[Entries from a dataset]
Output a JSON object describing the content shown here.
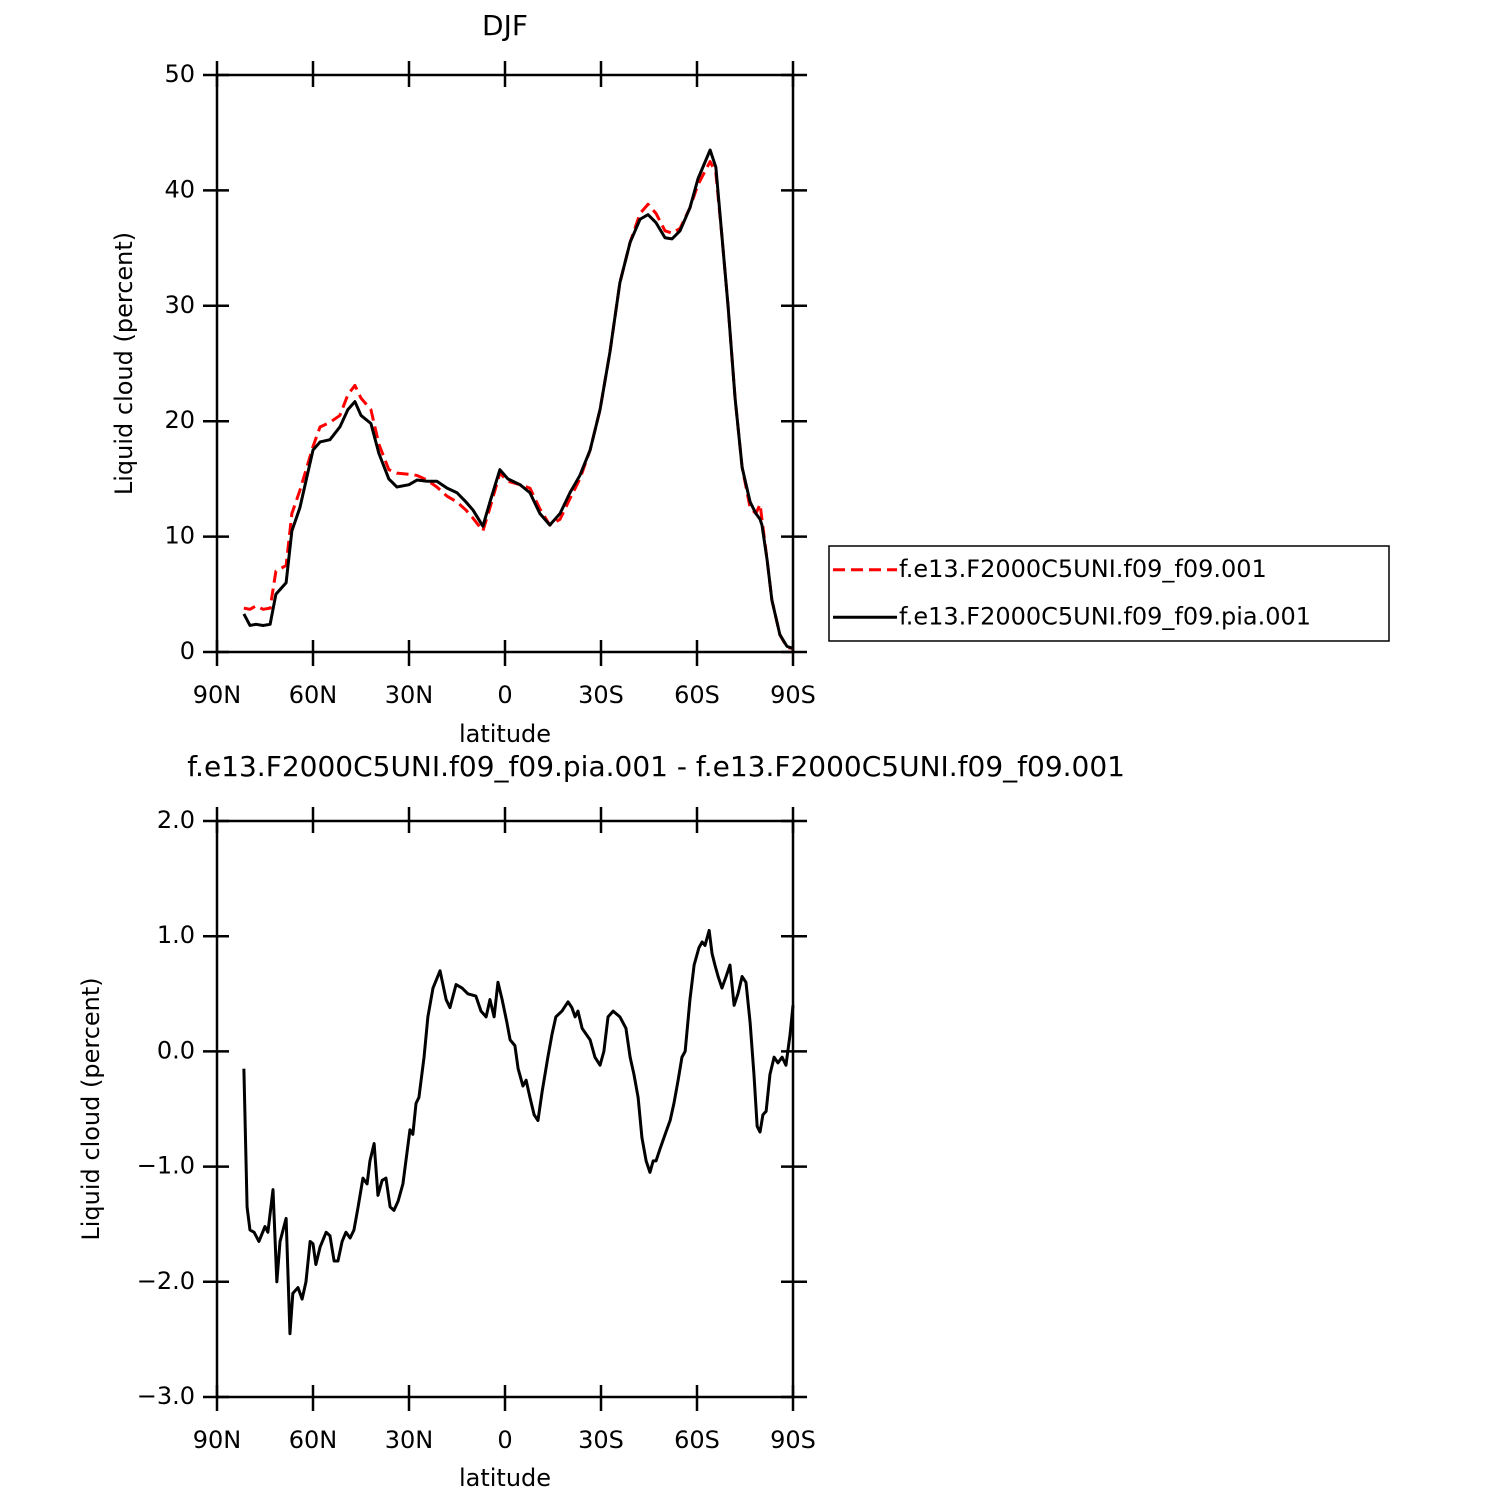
{
  "chart_data": [
    {
      "type": "line",
      "title": "DJF",
      "x_label": "latitude",
      "y_label": "Liquid cloud (percent)",
      "x": [
        81.6,
        79.7,
        77.8,
        75.6,
        73.4,
        71.6,
        68.4,
        66.6,
        64.1,
        60,
        57.8,
        54.7,
        51.6,
        49.1,
        46.9,
        45,
        41.9,
        39.4,
        36.3,
        33.8,
        30,
        27.5,
        24.4,
        21.3,
        18.1,
        15,
        12.2,
        10,
        6.9,
        4.7,
        1.6,
        -0.9,
        -4.7,
        -7.8,
        -10.9,
        -14,
        -17.2,
        -20.3,
        -23.4,
        -26.6,
        -29.7,
        -32.8,
        -35.9,
        -39.1,
        -42.2,
        -44.7,
        -47.2,
        -50,
        -52.2,
        -54.7,
        -57.8,
        -60.3,
        -64.1,
        -65.9,
        -67.8,
        -69.7,
        -71.9,
        -74.1,
        -76.6,
        -78.4,
        -79.7,
        -80.3,
        -81.9,
        -83.4,
        -85.9,
        -88.1,
        -90
      ],
      "series": [
        {
          "name": "f.e13.F2000C5UNI.f09_f09.001",
          "color": "#ff0000",
          "dash": true,
          "values": [
            3.8,
            3.7,
            4.0,
            3.7,
            3.8,
            7.0,
            7.5,
            12.0,
            14.0,
            17.8,
            19.5,
            19.9,
            20.5,
            22.3,
            23.1,
            22.0,
            21.0,
            18.0,
            15.8,
            15.5,
            15.4,
            15.3,
            14.9,
            14.3,
            13.5,
            13.0,
            12.3,
            11.6,
            10.5,
            12.5,
            15.5,
            14.8,
            14.5,
            14.2,
            12.4,
            11.0,
            11.5,
            13.3,
            15.0,
            17.5,
            21.0,
            26.0,
            32.0,
            35.5,
            38.0,
            38.8,
            38.0,
            36.5,
            36.3,
            36.7,
            38.5,
            40.5,
            42.5,
            41.5,
            36.0,
            30.0,
            22.0,
            16.0,
            12.5,
            12.0,
            12.8,
            11.5,
            8.0,
            4.5,
            1.5,
            0.4,
            0.3
          ]
        },
        {
          "name": "f.e13.F2000C5UNI.f09_f09.pia.001",
          "color": "#000000",
          "dash": false,
          "values": [
            3.3,
            2.3,
            2.4,
            2.3,
            2.4,
            5.0,
            6.0,
            10.5,
            12.5,
            17.5,
            18.2,
            18.4,
            19.5,
            21.0,
            21.7,
            20.5,
            19.8,
            17.2,
            15.0,
            14.3,
            14.5,
            14.9,
            14.8,
            14.8,
            14.2,
            13.8,
            13.0,
            12.3,
            10.9,
            13.0,
            15.8,
            15.0,
            14.5,
            13.8,
            12.0,
            11.0,
            12.0,
            13.8,
            15.3,
            17.5,
            21.0,
            26.0,
            32.0,
            35.5,
            37.5,
            37.9,
            37.2,
            35.9,
            35.8,
            36.5,
            38.5,
            41.0,
            43.5,
            42.0,
            36.0,
            30.0,
            22.0,
            16.0,
            13.0,
            12.0,
            11.5,
            11.0,
            8.0,
            4.5,
            1.5,
            0.5,
            0.3
          ]
        }
      ],
      "xlim": [
        90,
        -90
      ],
      "xticks": [
        {
          "value": 90,
          "label": "90N"
        },
        {
          "value": 60,
          "label": "60N"
        },
        {
          "value": 30,
          "label": "30N"
        },
        0,
        {
          "value": -30,
          "label": "30S"
        },
        {
          "value": -60,
          "label": "60S"
        },
        {
          "value": -90,
          "label": "90S"
        }
      ],
      "ylim": [
        0,
        50
      ],
      "yticks": [
        0,
        10,
        20,
        30,
        40,
        50
      ],
      "legend": "right"
    },
    {
      "type": "line",
      "title": "f.e13.F2000C5UNI.f09_f09.pia.001 - f.e13.F2000C5UNI.f09_f09.001",
      "x_label": "latitude",
      "y_label": "Liquid cloud (percent)",
      "x": [
        81.6,
        80.6,
        79.7,
        78.4,
        76.9,
        75.0,
        74.1,
        72.5,
        71.3,
        70.3,
        68.4,
        67.2,
        66.3,
        64.7,
        63.4,
        62.2,
        60.9,
        60.0,
        59.1,
        57.8,
        55.9,
        54.7,
        53.4,
        52.2,
        50.9,
        49.7,
        48.4,
        47.2,
        45.9,
        44.4,
        43.1,
        42.2,
        40.9,
        39.7,
        38.4,
        37.2,
        35.9,
        34.7,
        33.4,
        31.9,
        29.7,
        28.8,
        27.8,
        26.9,
        25.3,
        24.1,
        22.5,
        20.3,
        18.4,
        17.2,
        15.3,
        13.4,
        11.6,
        9.1,
        7.5,
        5.9,
        4.7,
        3.4,
        2.2,
        0.9,
        -0.6,
        -1.6,
        -3.1,
        -4.1,
        -5.6,
        -6.6,
        -7.8,
        -9.1,
        -10.3,
        -11.6,
        -13.4,
        -14.7,
        -15.9,
        -17.8,
        -19.7,
        -20.9,
        -21.9,
        -22.8,
        -24.1,
        -26.6,
        -28.1,
        -29.7,
        -30.9,
        -32.2,
        -33.8,
        -35.9,
        -37.8,
        -39.1,
        -40.3,
        -41.6,
        -42.8,
        -44.1,
        -45.3,
        -46.3,
        -47.2,
        -48.4,
        -50.3,
        -51.6,
        -52.8,
        -54.1,
        -55.3,
        -56.3,
        -57.8,
        -59.1,
        -60.6,
        -61.6,
        -62.5,
        -63.8,
        -64.7,
        -65.6,
        -66.6,
        -67.8,
        -69.1,
        -70.3,
        -71.6,
        -72.8,
        -74.1,
        -75.3,
        -76.6,
        -77.8,
        -78.8,
        -79.7,
        -80.6,
        -81.6,
        -82.8,
        -84.1,
        -85.3,
        -86.6,
        -87.8,
        -89.1,
        -90.0
      ],
      "series": [
        {
          "color": "#000000",
          "dash": false,
          "values": [
            -0.15,
            -1.35,
            -1.55,
            -1.57,
            -1.65,
            -1.52,
            -1.57,
            -1.2,
            -2.0,
            -1.65,
            -1.45,
            -2.45,
            -2.1,
            -2.05,
            -2.15,
            -2.0,
            -1.65,
            -1.67,
            -1.85,
            -1.7,
            -1.57,
            -1.6,
            -1.82,
            -1.82,
            -1.65,
            -1.57,
            -1.62,
            -1.55,
            -1.35,
            -1.1,
            -1.15,
            -0.95,
            -0.8,
            -1.25,
            -1.12,
            -1.1,
            -1.35,
            -1.38,
            -1.3,
            -1.15,
            -0.68,
            -0.72,
            -0.45,
            -0.4,
            -0.05,
            0.3,
            0.55,
            0.7,
            0.45,
            0.38,
            0.58,
            0.55,
            0.5,
            0.48,
            0.35,
            0.3,
            0.45,
            0.3,
            0.6,
            0.45,
            0.25,
            0.1,
            0.05,
            -0.15,
            -0.3,
            -0.25,
            -0.4,
            -0.55,
            -0.6,
            -0.35,
            -0.05,
            0.15,
            0.3,
            0.35,
            0.43,
            0.38,
            0.3,
            0.35,
            0.2,
            0.1,
            -0.05,
            -0.12,
            0.0,
            0.3,
            0.35,
            0.3,
            0.2,
            -0.05,
            -0.2,
            -0.4,
            -0.75,
            -0.95,
            -1.05,
            -0.95,
            -0.95,
            -0.85,
            -0.7,
            -0.6,
            -0.45,
            -0.25,
            -0.05,
            0.0,
            0.45,
            0.75,
            0.9,
            0.95,
            0.92,
            1.05,
            0.85,
            0.75,
            0.65,
            0.55,
            0.65,
            0.75,
            0.4,
            0.5,
            0.65,
            0.6,
            0.25,
            -0.2,
            -0.65,
            -0.7,
            -0.55,
            -0.52,
            -0.2,
            -0.05,
            -0.1,
            -0.05,
            -0.12,
            0.15,
            0.4
          ]
        }
      ],
      "xlim": [
        90,
        -90
      ],
      "xticks": [
        {
          "value": 90,
          "label": "90N"
        },
        {
          "value": 60,
          "label": "60N"
        },
        {
          "value": 30,
          "label": "30N"
        },
        0,
        {
          "value": -30,
          "label": "30S"
        },
        {
          "value": -60,
          "label": "60S"
        },
        {
          "value": -90,
          "label": "90S"
        }
      ],
      "ylim": [
        -3.0,
        2.0
      ],
      "yticks": [
        {
          "value": -3.0,
          "label": "−3.0"
        },
        {
          "value": -2.0,
          "label": "−2.0"
        },
        {
          "value": -1.0,
          "label": "−1.0"
        },
        {
          "value": 0.0,
          "label": "0.0"
        },
        {
          "value": 1.0,
          "label": "1.0"
        },
        {
          "value": 2.0,
          "label": "2.0"
        }
      ]
    }
  ]
}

▶ _Job_
Copy out every line in the entries above that holds "name".

▶ _Answer_
          "name": "f.e13.F2000C5UNI.f09_f09.001",
          "name": "f.e13.F2000C5UNI.f09_f09.pia.001",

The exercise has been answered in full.